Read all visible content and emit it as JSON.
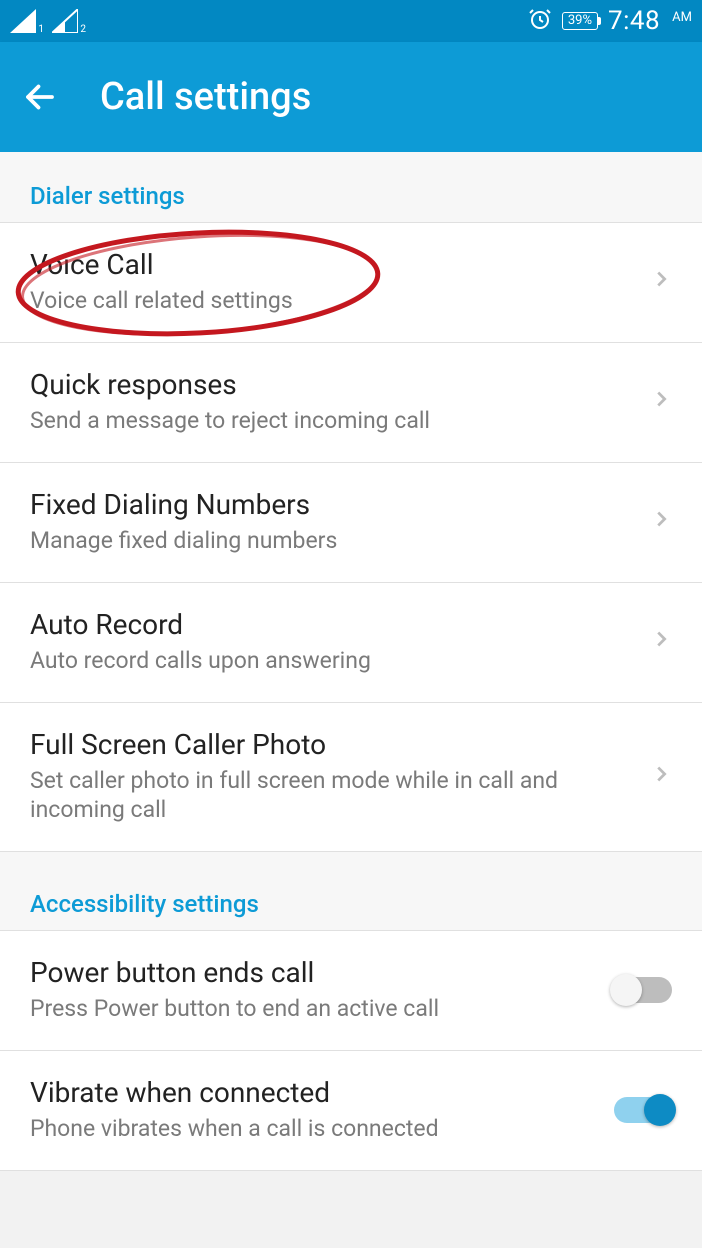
{
  "status": {
    "sim1": "1",
    "sim2": "2",
    "battery": "39%",
    "time": "7:48",
    "ampm": "AM"
  },
  "header": {
    "title": "Call settings"
  },
  "sections": {
    "dialer_header": "Dialer settings",
    "accessibility_header": "Accessibility settings"
  },
  "items": {
    "voice_call": {
      "title": "Voice Call",
      "sub": "Voice call related settings"
    },
    "quick_responses": {
      "title": "Quick responses",
      "sub": "Send a message to reject incoming call"
    },
    "fdn": {
      "title": "Fixed Dialing Numbers",
      "sub": "Manage fixed dialing numbers"
    },
    "auto_record": {
      "title": "Auto Record",
      "sub": "Auto record calls upon answering"
    },
    "full_photo": {
      "title": "Full Screen Caller Photo",
      "sub": "Set caller photo in full screen mode while in call and incoming call"
    },
    "power_end": {
      "title": "Power button ends call",
      "sub": "Press Power button to end an active call"
    },
    "vibrate": {
      "title": "Vibrate when connected",
      "sub": "Phone vibrates when a call is connected"
    }
  }
}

- WRITTEN INSTRUCTION -
From the records above, pick out and copy each line holding the word "incoming".

- FULL SOLUTION -
      "sub": "Send a message to reject incoming call"
      "sub": "Set caller photo in full screen mode while in call and incoming call"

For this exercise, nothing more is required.